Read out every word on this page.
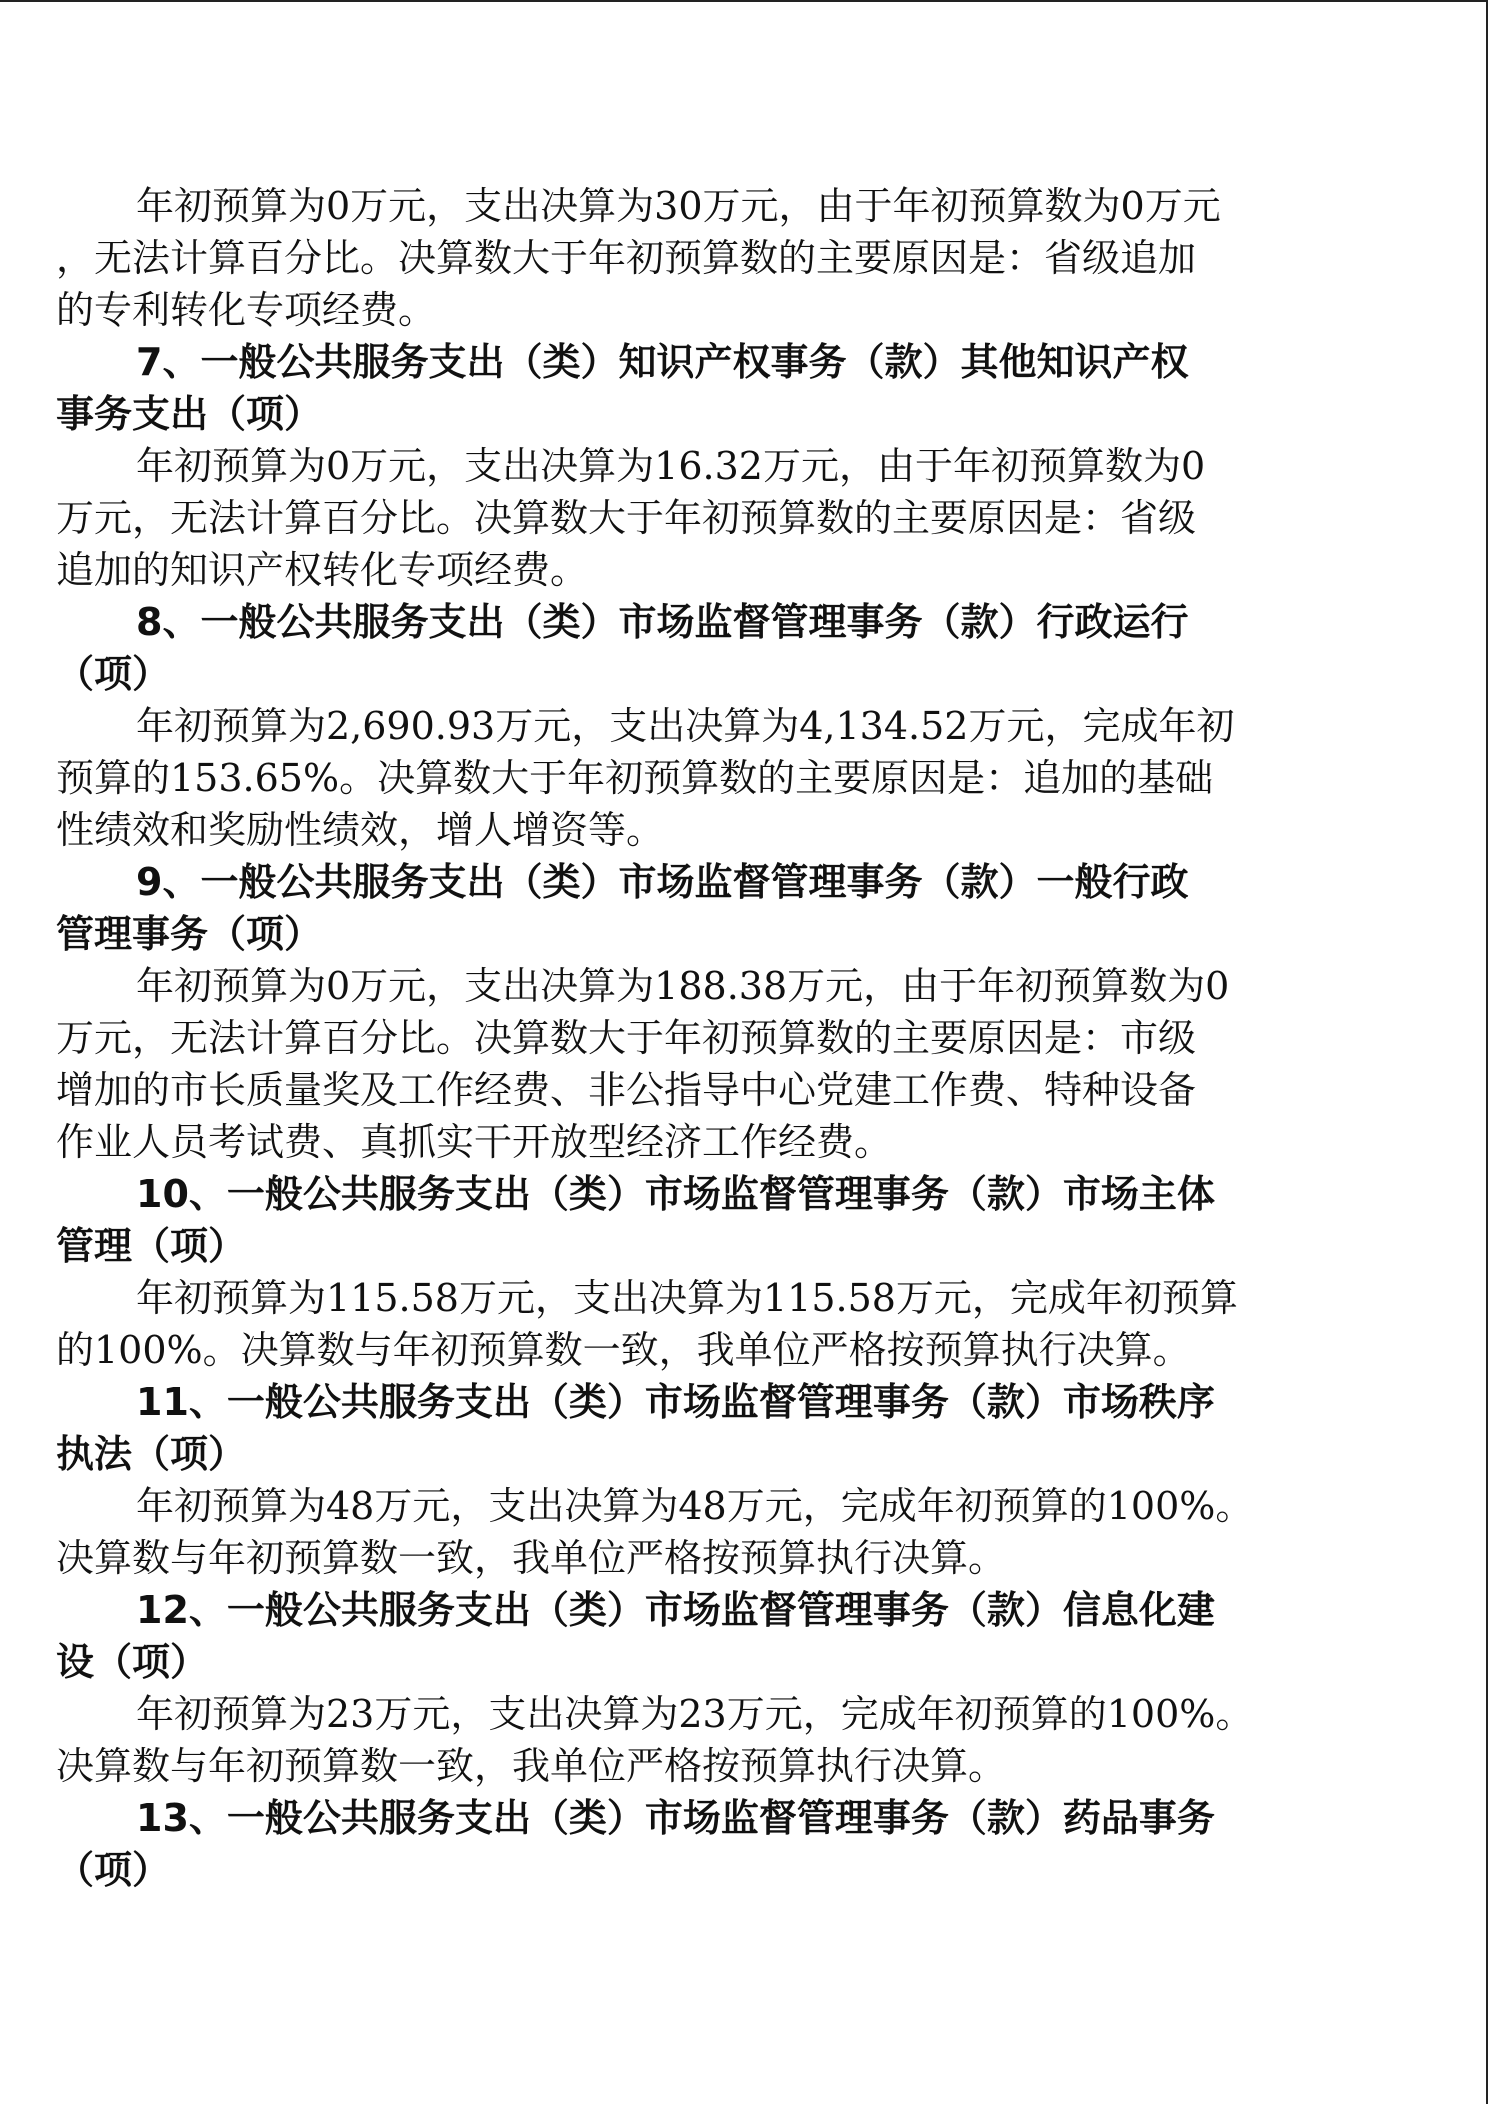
年初预算为0万元，支出决算为30万元，由于年初预算数为0万元
，无法计算百分比。决算数大于年初预算数的主要原因是：省级追加
的专利转化专项经费。

7、一般公共服务支出（类）知识产权事务（款）其他知识产权
事务支出（项）

年初预算为0万元，支出决算为16.32万元，由于年初预算数为0
万元，无法计算百分比。决算数大于年初预算数的主要原因是：省级
追加的知识产权转化专项经费。

8、一般公共服务支出（类）市场监督管理事务（款）行政运行
（项）

年初预算为2,690.93万元，支出决算为4,134.52万元，完成年初
预算的153.65%。决算数大于年初预算数的主要原因是：追加的基础
性绩效和奖励性绩效，增人增资等。

9、一般公共服务支出（类）市场监督管理事务（款）一般行政
管理事务（项）

年初预算为0万元，支出决算为188.38万元，由于年初预算数为0
万元，无法计算百分比。决算数大于年初预算数的主要原因是：市级
增加的市长质量奖及工作经费、非公指导中心党建工作费、特种设备
作业人员考试费、真抓实干开放型经济工作经费。

10、一般公共服务支出（类）市场监督管理事务（款）市场主体
管理（项）

年初预算为115.58万元，支出决算为115.58万元，完成年初预算
的100%。决算数与年初预算数一致，我单位严格按预算执行决算。

11、一般公共服务支出（类）市场监督管理事务（款）市场秩序
执法（项）

年初预算为48万元，支出决算为48万元，完成年初预算的100%。
决算数与年初预算数一致，我单位严格按预算执行决算。

12、一般公共服务支出（类）市场监督管理事务（款）信息化建
设（项）

年初预算为23万元，支出决算为23万元，完成年初预算的100%。
决算数与年初预算数一致，我单位严格按预算执行决算。

13、一般公共服务支出（类）市场监督管理事务（款）药品事务
（项）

______

JOB
Pictures in the records above should not be copied. Repeat everything else exactly.

WORKED ANSWER
Read out every word on this page.
年初预算为0万元，支出决算为30万元，由于年初预算数为0万元
，无法计算百分比。决算数大于年初预算数的主要原因是：省级追加
的专利转化专项经费。

7、一般公共服务支出（类）知识产权事务（款）其他知识产权
事务支出（项）

年初预算为0万元，支出决算为16.32万元，由于年初预算数为0
万元，无法计算百分比。决算数大于年初预算数的主要原因是：省级
追加的知识产权转化专项经费。

8、一般公共服务支出（类）市场监督管理事务（款）行政运行
（项）

年初预算为2,690.93万元，支出决算为4,134.52万元，完成年初
预算的153.65%。决算数大于年初预算数的主要原因是：追加的基础
性绩效和奖励性绩效，增人增资等。

9、一般公共服务支出（类）市场监督管理事务（款）一般行政
管理事务（项）

年初预算为0万元，支出决算为188.38万元，由于年初预算数为0
万元，无法计算百分比。决算数大于年初预算数的主要原因是：市级
增加的市长质量奖及工作经费、非公指导中心党建工作费、特种设备
作业人员考试费、真抓实干开放型经济工作经费。

10、一般公共服务支出（类）市场监督管理事务（款）市场主体
管理（项）

年初预算为115.58万元，支出决算为115.58万元，完成年初预算
的100%。决算数与年初预算数一致，我单位严格按预算执行决算。

11、一般公共服务支出（类）市场监督管理事务（款）市场秩序
执法（项）

年初预算为48万元，支出决算为48万元，完成年初预算的100%。
决算数与年初预算数一致，我单位严格按预算执行决算。

12、一般公共服务支出（类）市场监督管理事务（款）信息化建
设（项）

年初预算为23万元，支出决算为23万元，完成年初预算的100%。
决算数与年初预算数一致，我单位严格按预算执行决算。

13、一般公共服务支出（类）市场监督管理事务（款）药品事务
（项）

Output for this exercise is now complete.